▸ **Goal of the exercise**:
Reproduce the entries word for word, and omit any picture you find in them.

▸ **Entries**:
========================================================================
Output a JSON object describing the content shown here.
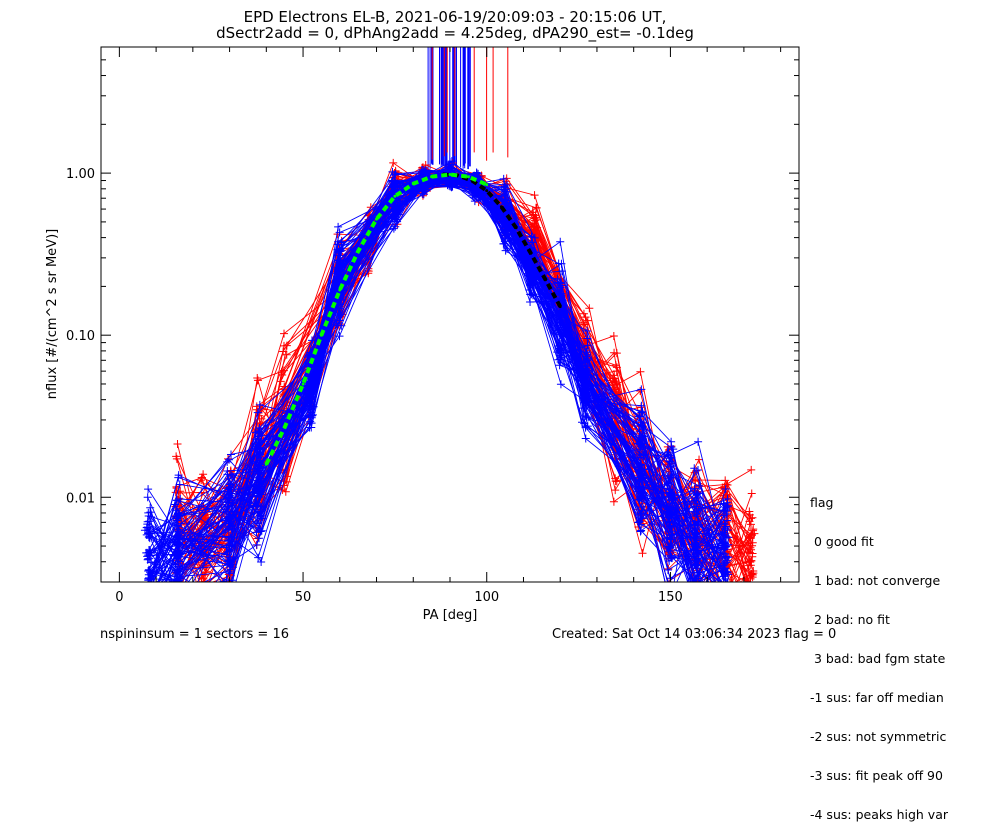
{
  "chart_data": {
    "type": "scatter",
    "title_lines": [
      "EPD Electrons EL-B, 2021-06-19/20:09:03 - 20:15:06 UT,",
      "dSectr2add = 0, dPhAng2add = 4.25deg, dPA290_est=  -0.1deg"
    ],
    "xlabel": "PA [deg]",
    "ylabel": "nflux [#/(cm^2 s sr MeV)]",
    "xlim": [
      -5,
      185
    ],
    "ylim": [
      0.003,
      6.0
    ],
    "yscale": "log",
    "x_ticks": [
      0,
      50,
      100,
      150
    ],
    "x_tick_labels": [
      "0",
      "50",
      "100",
      "150"
    ],
    "y_ticks": [
      0.01,
      0.1,
      1.0
    ],
    "y_tick_labels": [
      "0.01",
      "0.10",
      "1.00"
    ],
    "series": [
      {
        "color": "#0000ff",
        "x": [
          8,
          16,
          30,
          38,
          52,
          60,
          75,
          83,
          90,
          97,
          105,
          112,
          120,
          127,
          142,
          150,
          157,
          165
        ],
        "y": [
          0.004,
          0.005,
          0.007,
          0.013,
          0.05,
          0.22,
          0.7,
          0.9,
          0.95,
          0.85,
          0.55,
          0.27,
          0.13,
          0.05,
          0.016,
          0.008,
          0.005,
          0.004
        ]
      },
      {
        "color": "#ff0000",
        "x": [
          16,
          23,
          30,
          38,
          45,
          60,
          68,
          75,
          83,
          90,
          98,
          105,
          113,
          127,
          135,
          142,
          150,
          157,
          165,
          172
        ],
        "y": [
          0.006,
          0.006,
          0.007,
          0.015,
          0.03,
          0.2,
          0.4,
          0.75,
          0.9,
          0.95,
          0.85,
          0.6,
          0.4,
          0.07,
          0.03,
          0.015,
          0.008,
          0.006,
          0.005,
          0.004
        ]
      },
      {
        "color": "#00ff00",
        "x": [
          40,
          45,
          50,
          55,
          60,
          65,
          70,
          75,
          80,
          85,
          90,
          95,
          100
        ],
        "y": [
          0.016,
          0.027,
          0.05,
          0.1,
          0.19,
          0.33,
          0.52,
          0.72,
          0.86,
          0.95,
          0.98,
          0.95,
          0.85
        ]
      },
      {
        "color": "#000000",
        "x": [
          88,
          92,
          96,
          100,
          104,
          108,
          112,
          116,
          120
        ],
        "y": [
          0.98,
          0.97,
          0.9,
          0.78,
          0.62,
          0.46,
          0.32,
          0.22,
          0.15
        ]
      }
    ],
    "legend_placement": "right-outside-bottom"
  },
  "legend": {
    "heading": "flag",
    "items": [
      " 0 good fit",
      " 1 bad: not converge",
      " 2 bad: no fit",
      " 3 bad: bad fgm state",
      "-1 sus: far off median",
      "-2 sus: not symmetric",
      "-3 sus: fit peak off 90",
      "-4 sus: peaks high var"
    ]
  },
  "footer": {
    "left": "nspininsum =  1  sectors = 16",
    "right": "Created: Sat Oct 14 03:06:34 2023   flag = 0"
  },
  "colors": {
    "blue": "#0000ff",
    "red": "#ff0000",
    "green": "#00ff00",
    "black": "#000000"
  }
}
========================================================================
▸ **Exercise response**:
Output a JSON object describing the content shown here.
{
  "chart_data": {
    "type": "scatter",
    "title_lines": [
      "EPD Electrons EL-B, 2021-06-19/20:09:03 - 20:15:06 UT,",
      "dSectr2add = 0, dPhAng2add = 4.25deg, dPA290_est=  -0.1deg"
    ],
    "xlabel": "PA [deg]",
    "ylabel": "nflux [#/(cm^2 s sr MeV)]",
    "xlim": [
      -5,
      185
    ],
    "ylim": [
      0.003,
      6.0
    ],
    "yscale": "log",
    "x_ticks": [
      0,
      50,
      100,
      150
    ],
    "x_tick_labels": [
      "0",
      "50",
      "100",
      "150"
    ],
    "y_ticks": [
      0.01,
      0.1,
      1.0
    ],
    "y_tick_labels": [
      "0.01",
      "0.10",
      "1.00"
    ],
    "series": [
      {
        "color": "#0000ff",
        "x": [
          8,
          16,
          30,
          38,
          52,
          60,
          75,
          83,
          90,
          97,
          105,
          112,
          120,
          127,
          142,
          150,
          157,
          165
        ],
        "y": [
          0.004,
          0.005,
          0.007,
          0.013,
          0.05,
          0.22,
          0.7,
          0.9,
          0.95,
          0.85,
          0.55,
          0.27,
          0.13,
          0.05,
          0.016,
          0.008,
          0.005,
          0.004
        ]
      },
      {
        "color": "#ff0000",
        "x": [
          16,
          23,
          30,
          38,
          45,
          60,
          68,
          75,
          83,
          90,
          98,
          105,
          113,
          127,
          135,
          142,
          150,
          157,
          165,
          172
        ],
        "y": [
          0.006,
          0.006,
          0.007,
          0.015,
          0.03,
          0.2,
          0.4,
          0.75,
          0.9,
          0.95,
          0.85,
          0.6,
          0.4,
          0.07,
          0.03,
          0.015,
          0.008,
          0.006,
          0.005,
          0.004
        ]
      },
      {
        "color": "#00ff00",
        "x": [
          40,
          45,
          50,
          55,
          60,
          65,
          70,
          75,
          80,
          85,
          90,
          95,
          100
        ],
        "y": [
          0.016,
          0.027,
          0.05,
          0.1,
          0.19,
          0.33,
          0.52,
          0.72,
          0.86,
          0.95,
          0.98,
          0.95,
          0.85
        ]
      },
      {
        "color": "#000000",
        "x": [
          88,
          92,
          96,
          100,
          104,
          108,
          112,
          116,
          120
        ],
        "y": [
          0.98,
          0.97,
          0.9,
          0.78,
          0.62,
          0.46,
          0.32,
          0.22,
          0.15
        ]
      }
    ],
    "legend_placement": "right-outside-bottom"
  },
  "legend": {
    "heading": "flag",
    "items": [
      " 0 good fit",
      " 1 bad: not converge",
      " 2 bad: no fit",
      " 3 bad: bad fgm state",
      "-1 sus: far off median",
      "-2 sus: not symmetric",
      "-3 sus: fit peak off 90",
      "-4 sus: peaks high var"
    ]
  },
  "footer": {
    "left": "nspininsum =  1  sectors = 16",
    "right": "Created: Sat Oct 14 03:06:34 2023   flag = 0"
  },
  "colors": {
    "blue": "#0000ff",
    "red": "#ff0000",
    "green": "#00ff00",
    "black": "#000000"
  }
}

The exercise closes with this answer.